The task:
Check every line of the entries below for the word "ylabel", and copy the ones that have it.

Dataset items

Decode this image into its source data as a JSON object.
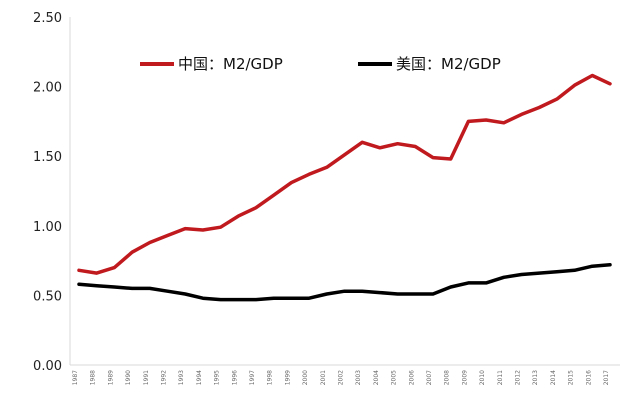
{
  "chart_data": {
    "type": "line",
    "title": "",
    "xlabel": "",
    "ylabel": "",
    "ylim": [
      0,
      2.5
    ],
    "yticks": [
      "0.00",
      "0.50",
      "1.00",
      "1.50",
      "2.00",
      "2.50"
    ],
    "x": [
      "1987",
      "1988",
      "1989",
      "1990",
      "1991",
      "1992",
      "1993",
      "1994",
      "1995",
      "1996",
      "1997",
      "1998",
      "1999",
      "2000",
      "2001",
      "2002",
      "2003",
      "2004",
      "2005",
      "2006",
      "2007",
      "2008",
      "2009",
      "2010",
      "2011",
      "2012",
      "2013",
      "2014",
      "2015",
      "2016",
      "2017"
    ],
    "grid": false,
    "legend_position": "top",
    "series": [
      {
        "name": "中国：M2/GDP",
        "color": "#c0191e",
        "values": [
          0.68,
          0.66,
          0.7,
          0.81,
          0.88,
          0.93,
          0.98,
          0.97,
          0.99,
          1.07,
          1.13,
          1.22,
          1.31,
          1.37,
          1.42,
          1.51,
          1.6,
          1.56,
          1.59,
          1.57,
          1.49,
          1.48,
          1.75,
          1.76,
          1.74,
          1.8,
          1.85,
          1.91,
          2.01,
          2.08,
          2.02
        ]
      },
      {
        "name": "美国：M2/GDP",
        "color": "#000000",
        "values": [
          0.58,
          0.57,
          0.56,
          0.55,
          0.55,
          0.53,
          0.51,
          0.48,
          0.47,
          0.47,
          0.47,
          0.48,
          0.48,
          0.48,
          0.51,
          0.53,
          0.53,
          0.52,
          0.51,
          0.51,
          0.51,
          0.56,
          0.59,
          0.59,
          0.63,
          0.65,
          0.66,
          0.67,
          0.68,
          0.71,
          0.72
        ]
      }
    ]
  }
}
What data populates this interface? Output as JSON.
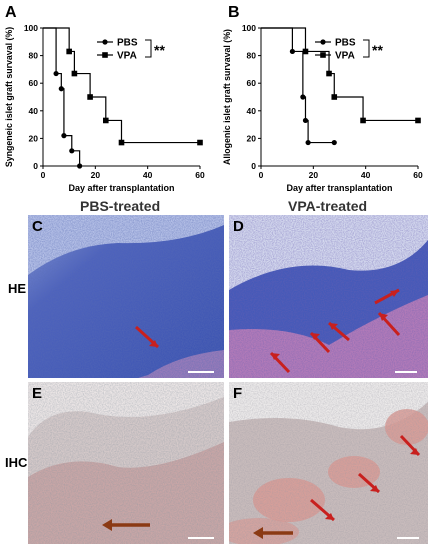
{
  "panels": {
    "a": "A",
    "b": "B",
    "c": "C",
    "d": "D",
    "e": "E",
    "f": "F"
  },
  "histology": {
    "col_left": "PBS-treated",
    "col_right": "VPA-treated",
    "row_top": "HE",
    "row_bottom": "IHC"
  },
  "colors": {
    "he_bg": "#5a6fc4",
    "he_dense": "#2f4aa8",
    "he_pink": "#c07fb5",
    "ihc_bg": "#d9c6c6",
    "ihc_red": "#d48a86",
    "arrow_red": "#c8201e",
    "arrow_brown": "#8b3a14"
  },
  "chart_data": [
    {
      "type": "line",
      "title": "",
      "xlabel": "Day after transplantation",
      "ylabel": "Syngeneic islet graft survaval (%)",
      "xlim": [
        0,
        60
      ],
      "ylim": [
        0,
        100
      ],
      "xticks": [
        "0",
        "20",
        "40",
        "60"
      ],
      "yticks": [
        "0",
        "20",
        "40",
        "60",
        "80",
        "100"
      ],
      "legend_position": "top-right",
      "significance": "**",
      "series": [
        {
          "name": "PBS",
          "marker": "circle",
          "x": [
            0,
            5,
            5,
            7,
            7,
            8,
            8,
            11,
            11,
            14,
            14
          ],
          "y": [
            100,
            100,
            67,
            67,
            56,
            56,
            22,
            22,
            11,
            11,
            0
          ]
        },
        {
          "name": "VPA",
          "marker": "square",
          "x": [
            0,
            10,
            10,
            12,
            12,
            18,
            18,
            24,
            24,
            30,
            30,
            60
          ],
          "y": [
            100,
            100,
            83,
            83,
            67,
            67,
            50,
            50,
            33,
            33,
            17,
            17
          ]
        }
      ]
    },
    {
      "type": "line",
      "title": "",
      "xlabel": "Day after transplantation",
      "ylabel": "Allogenic islet graft survaval (%)",
      "xlim": [
        0,
        60
      ],
      "ylim": [
        0,
        100
      ],
      "xticks": [
        "0",
        "20",
        "40",
        "60"
      ],
      "yticks": [
        "0",
        "20",
        "40",
        "60",
        "80",
        "100"
      ],
      "legend_position": "top-right",
      "significance": "**",
      "series": [
        {
          "name": "PBS",
          "marker": "circle",
          "x": [
            0,
            12,
            12,
            16,
            16,
            17,
            17,
            18,
            18,
            28
          ],
          "y": [
            100,
            100,
            83,
            83,
            50,
            50,
            33,
            33,
            17,
            17
          ]
        },
        {
          "name": "VPA",
          "marker": "square",
          "x": [
            0,
            17,
            17,
            26,
            26,
            28,
            28,
            39,
            39,
            60
          ],
          "y": [
            100,
            100,
            83,
            83,
            67,
            67,
            50,
            50,
            33,
            33
          ]
        }
      ]
    }
  ]
}
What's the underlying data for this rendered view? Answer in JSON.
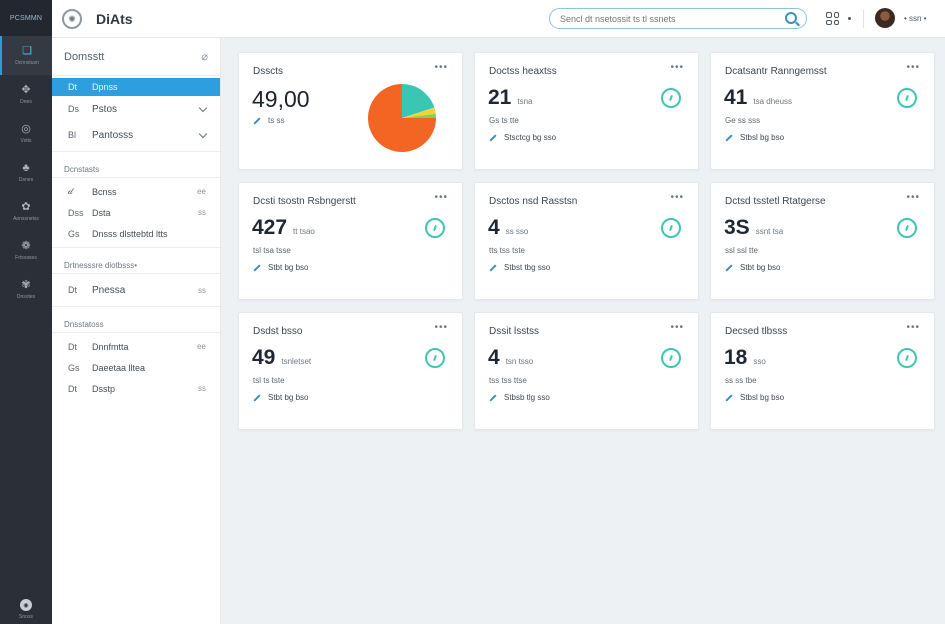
{
  "rail": {
    "logo": "PCSMMN",
    "items": [
      {
        "label": "Dcnnstusn",
        "icon": "❏"
      },
      {
        "label": "Dnes",
        "icon": "✥"
      },
      {
        "label": "Vstts",
        "icon": "◎"
      },
      {
        "label": "Dsnes",
        "icon": "♣"
      },
      {
        "label": "Aonssnetss",
        "icon": "✿"
      },
      {
        "label": "Frtsvases",
        "icon": "❁"
      },
      {
        "label": "Dnsotes",
        "icon": "✾"
      }
    ],
    "bottom_label": "Snoss",
    "bottom_icon": "◉"
  },
  "topbar": {
    "title": "DiAts",
    "search_placeholder": "Sencl dt nsetossit ts tl ssnets",
    "user_label": "• ssn •"
  },
  "sidebar": {
    "title": "Domsstt",
    "items_top": [
      {
        "ic": "Dt",
        "label": "Dpnss",
        "active": true
      },
      {
        "ic": "Ds",
        "label": "Pstos",
        "tail": "chevron"
      },
      {
        "ic": "Bl",
        "label": "Pantosss",
        "tail": "chevron"
      }
    ],
    "section1": "Dcnstasts",
    "items_mid": [
      {
        "ic": "𝒹",
        "label": "Bcnss",
        "tail": "ee"
      },
      {
        "ic": "Dss",
        "label": "Dsta",
        "tail": "ss"
      },
      {
        "ic": "Gs",
        "label": "Dnsss dlsttebtd ltts"
      }
    ],
    "section2": "Drtnesssre diotbsss•",
    "items_mid2": [
      {
        "ic": "Dt",
        "label": "Pnessa",
        "tail": "ss"
      }
    ],
    "section3": "Dnsstatoss",
    "items_bot": [
      {
        "ic": "Dt",
        "label": "Dnnfmtta",
        "tail": "ee"
      },
      {
        "ic": "Gs",
        "label": "Daeetaa lltea"
      },
      {
        "ic": "Dt",
        "label": "Dsstp",
        "tail": "ss"
      }
    ]
  },
  "cards": [
    {
      "title": "Dsscts",
      "value": "49,00",
      "unit": "",
      "sub": "ts ss",
      "link": "",
      "kind": "pie"
    },
    {
      "title": "Doctss heaxtss",
      "value": "21",
      "unit": "tsna",
      "sub": "Gs ts tte",
      "link": "Stsctcg bg sso",
      "kind": "ring"
    },
    {
      "title": "Dcatsantr Ranngemsst",
      "value": "41",
      "unit": "tsa dheuss",
      "sub": "Ge ss sss",
      "link": "Stbsl bg bso",
      "kind": "ring"
    },
    {
      "title": "Dcsti tsostn Rsbngerstt",
      "value": "427",
      "unit": "tt tsao",
      "sub": "tsl tsa tsse",
      "link": "Stbt bg bso",
      "kind": "ring"
    },
    {
      "title": "Dsctos nsd Rasstsn",
      "value": "4",
      "unit": "ss sso",
      "sub": "tts tss tste",
      "link": "Stbst tbg sso",
      "kind": "ring"
    },
    {
      "title": "Dctsd tsstetl Rtatgerse",
      "value": "3S",
      "unit": "ssnt tsa",
      "sub": "ssl ssl tte",
      "link": "Stbt bg bso",
      "kind": "ring"
    },
    {
      "title": "Dsdst bsso",
      "value": "49",
      "unit": "tsnletset",
      "sub": "tsl ts tste",
      "link": "Stbt bg bso",
      "kind": "ring"
    },
    {
      "title": "Dssit lsstss",
      "value": "4",
      "unit": "tsn tsso",
      "sub": "tss tss ttse",
      "link": "Stbsb tlg sso",
      "kind": "ring"
    },
    {
      "title": "Decsed tlbsss",
      "value": "18",
      "unit": "sso",
      "sub": "ss ss tbe",
      "link": "Stbsl bg bso",
      "kind": "ring"
    }
  ],
  "pie_chart": {
    "slices": [
      {
        "value": 20,
        "color": "#39c7b4"
      },
      {
        "value": 3,
        "color": "#f2d33b"
      },
      {
        "value": 2,
        "color": "#8bd24c"
      },
      {
        "value": 75,
        "color": "#f26522"
      }
    ]
  },
  "colors": {
    "accent": "#2e9fde",
    "ring": "#3fc6b1",
    "rail_bg": "#2b3038"
  }
}
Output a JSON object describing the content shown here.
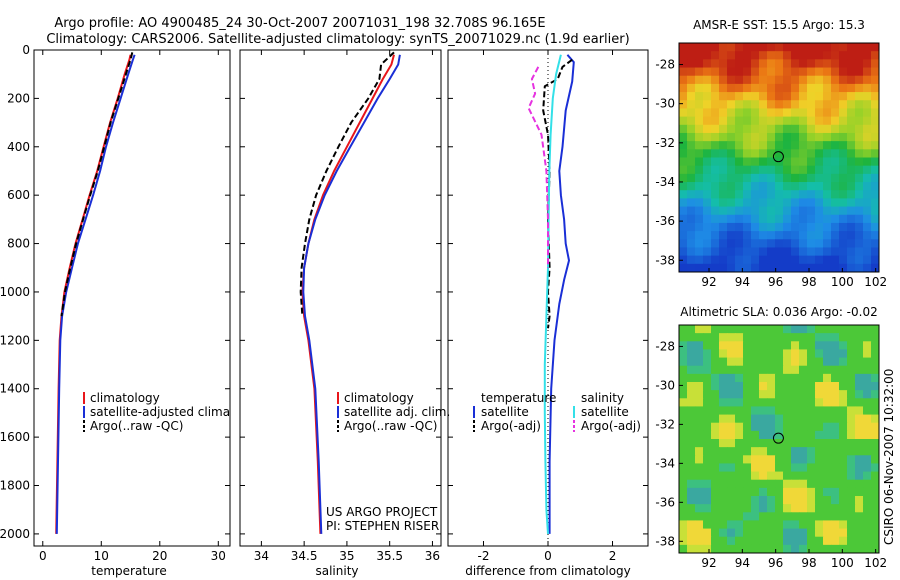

Full answer:
    "ylabel": "",
      "ylabel": "Syngeneic islet graft survaval (%)",
      "ylabel": "Allogenic islet graft survaval (%)",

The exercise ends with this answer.